▶ [Zadanie 1] Wypisz wszystkie wiersze rekordów, w których występuje ciąg „VPMMA”. Wielkość liter ma znaczenie.

┄┄┄┄┄┄┄┄┄┄┄┄┄┄┄┄┄┄┄┄

Blog

2009-10-13

Casus „Nikosia”?

W jakiej ja Polsce żyję? - chce się krzyknąć patrząc na ostatnie wydarzenia. Afera, skandale, kryzys państwa, korupcja na najwyższych szczeblach władzy. Jednak w całym tym chaosie i politycznym bełkocie najważniejszym wydaje mi się znalezienie odpowiedzi na pytanie – Kto rządzi w naszym kraju?

W każdym demokratycznym kraju funkcjonują służby odpowiadające za wewnętrzne i zewnętrzne bezpieczeństwo obywateli. I nic w tym dziwnego, wszak potrzeba bezpieczeństwa, to jedna z tych egzystencjalnych potrzeb w hierarchii potrzeb Maslowa.
W Polsce wykrywaniem i zwalczaniem nadużyć w instytucjach państwowych i samorządzie terytorialnym, walką z korupcją oraz badaniem deklaracji majątkowych parlamentarzystów i wysokich urzędników zajmuje się CBA (Centralne Biuro Antykorupcyjne). Z założenia, bo ostatnie wydarzenia wskazują, iż zajmuje się zadaniami, które w moim przekonaniu wprost można nazwać realizacją polityki jednej z partii politycznych, czy też dalej idąc – sprawowaniem realnej władzy w Polsce.

┄┄┄┄┄┄┄┄┄┄┄┄┄┄┄┄┄┄┄┄

▶ [Zadanie 2] Powtórz w całości i bez żadnych zmian powyższy wpis o CBA.

┄┄┄┄┄┄┄┄┄┄┄┄┄┄┄┄┄┄┄┄

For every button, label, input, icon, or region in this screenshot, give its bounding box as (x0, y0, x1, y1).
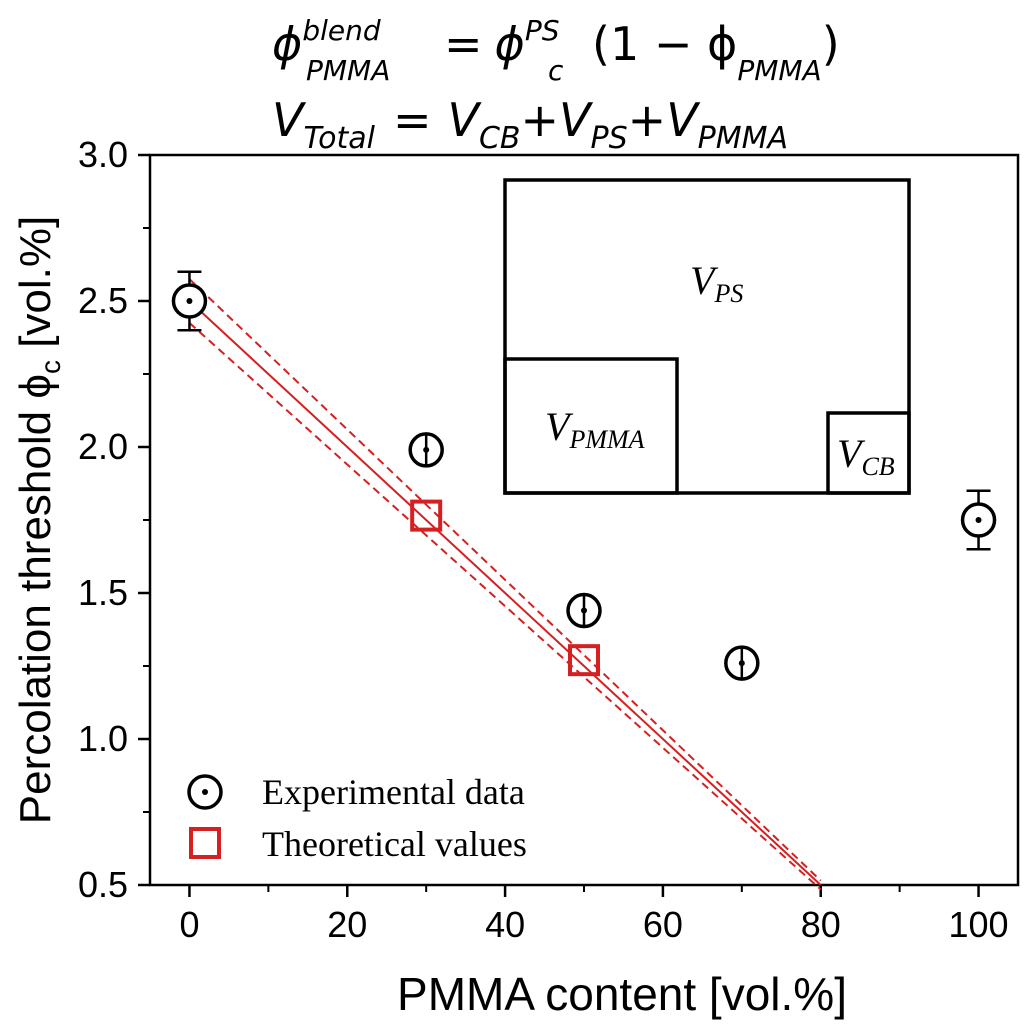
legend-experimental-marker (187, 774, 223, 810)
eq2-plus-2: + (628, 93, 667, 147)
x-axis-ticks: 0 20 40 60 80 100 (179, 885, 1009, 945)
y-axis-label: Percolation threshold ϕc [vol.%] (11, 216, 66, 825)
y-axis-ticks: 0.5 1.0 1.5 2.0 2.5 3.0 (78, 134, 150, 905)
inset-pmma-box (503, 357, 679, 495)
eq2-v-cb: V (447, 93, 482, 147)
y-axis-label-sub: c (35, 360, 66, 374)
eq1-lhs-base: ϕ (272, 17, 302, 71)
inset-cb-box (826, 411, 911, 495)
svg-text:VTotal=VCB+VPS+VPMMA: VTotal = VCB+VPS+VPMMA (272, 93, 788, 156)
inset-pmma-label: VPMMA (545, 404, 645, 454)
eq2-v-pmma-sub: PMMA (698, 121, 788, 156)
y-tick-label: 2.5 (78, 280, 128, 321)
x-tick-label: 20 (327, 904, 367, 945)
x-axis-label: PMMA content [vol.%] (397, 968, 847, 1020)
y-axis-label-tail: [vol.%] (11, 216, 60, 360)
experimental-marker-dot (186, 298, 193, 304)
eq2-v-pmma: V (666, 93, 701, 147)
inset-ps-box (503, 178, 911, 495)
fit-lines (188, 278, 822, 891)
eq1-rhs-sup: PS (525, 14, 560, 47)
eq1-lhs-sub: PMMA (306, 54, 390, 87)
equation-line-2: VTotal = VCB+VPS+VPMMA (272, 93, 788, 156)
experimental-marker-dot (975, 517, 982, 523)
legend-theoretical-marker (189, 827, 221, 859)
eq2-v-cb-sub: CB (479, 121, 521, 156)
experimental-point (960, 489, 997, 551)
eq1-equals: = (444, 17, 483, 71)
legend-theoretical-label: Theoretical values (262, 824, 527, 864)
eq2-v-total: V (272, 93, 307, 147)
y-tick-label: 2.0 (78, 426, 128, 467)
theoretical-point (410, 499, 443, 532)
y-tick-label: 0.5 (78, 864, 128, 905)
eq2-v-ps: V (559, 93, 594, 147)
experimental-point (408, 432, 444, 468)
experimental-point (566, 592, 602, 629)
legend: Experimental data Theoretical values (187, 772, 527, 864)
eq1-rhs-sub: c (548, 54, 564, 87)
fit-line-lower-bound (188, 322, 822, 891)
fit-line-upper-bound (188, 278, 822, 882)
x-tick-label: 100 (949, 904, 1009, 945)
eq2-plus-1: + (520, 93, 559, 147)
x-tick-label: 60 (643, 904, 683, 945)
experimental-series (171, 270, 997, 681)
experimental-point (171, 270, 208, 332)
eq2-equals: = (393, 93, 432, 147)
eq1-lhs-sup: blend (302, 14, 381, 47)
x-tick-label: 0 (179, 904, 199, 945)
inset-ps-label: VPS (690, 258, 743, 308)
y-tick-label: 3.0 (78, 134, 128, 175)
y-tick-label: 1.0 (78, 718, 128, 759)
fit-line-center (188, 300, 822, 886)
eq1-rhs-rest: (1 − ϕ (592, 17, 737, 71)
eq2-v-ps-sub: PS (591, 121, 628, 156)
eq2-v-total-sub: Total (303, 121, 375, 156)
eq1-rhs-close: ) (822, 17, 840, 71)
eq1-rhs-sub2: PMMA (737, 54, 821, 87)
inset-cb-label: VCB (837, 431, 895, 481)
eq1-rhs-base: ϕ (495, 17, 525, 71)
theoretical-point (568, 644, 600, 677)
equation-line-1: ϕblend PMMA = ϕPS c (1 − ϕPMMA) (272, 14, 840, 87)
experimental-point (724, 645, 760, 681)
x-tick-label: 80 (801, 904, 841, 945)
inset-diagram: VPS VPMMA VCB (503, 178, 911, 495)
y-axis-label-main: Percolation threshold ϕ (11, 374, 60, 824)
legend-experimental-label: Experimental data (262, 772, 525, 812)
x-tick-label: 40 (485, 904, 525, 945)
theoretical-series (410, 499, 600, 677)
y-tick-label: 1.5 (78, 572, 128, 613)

┄┄┄┄┄┄┄┄┄┄┄┄┄┄┄┄┄┄┄┄

▶ [Wynik 1]
svg-text:VTotal=VCB+VPS+VPMMA: VTotal = VCB+VPS+VPMMA (272, 93, 788, 156)
inset-pmma-label: VPMMA (545, 404, 645, 454)
equation-line-2: VTotal = VCB+VPS+VPMMA (272, 93, 788, 156)
inset-diagram: VPS VPMMA VCB (503, 178, 911, 495)

▶ [Wynik 2]
Blog

2009-10-13

Casus „Nikosia”?

W jakiej ja Polsce żyję? - chce się krzyknąć patrząc na ostatnie wydarzenia. Afera, skandale, kryzys państwa, korupcja na najwyższych szczeblach władzy. Jednak w całym tym chaosie i politycznym bełkocie najważniejszym wydaje mi się znalezienie odpowiedzi na pytanie – Kto rządzi w naszym kraju?

W każdym demokratycznym kraju funkcjonują służby odpowiadające za wewnętrzne i zewnętrzne bezpieczeństwo obywateli. I nic w tym dziwnego, wszak potrzeba bezpieczeństwa, to jedna z tych egzystencjalnych potrzeb w hierarchii potrzeb Maslowa.
W Polsce wykrywaniem i zwalczaniem nadużyć w instytucjach państwowych i samorządzie terytorialnym, walką z korupcją oraz badaniem deklaracji majątkowych parlamentarzystów i wysokich urzędników zajmuje się CBA (Centralne Biuro Antykorupcyjne). Z założenia, bo ostatnie wydarzenia wskazują, iż zajmuje się zadaniami, które w moim przekonaniu wprost można nazwać realizacją polityki jednej z partii politycznych, czy też dalej idąc – sprawowaniem realnej władzy w Polsce.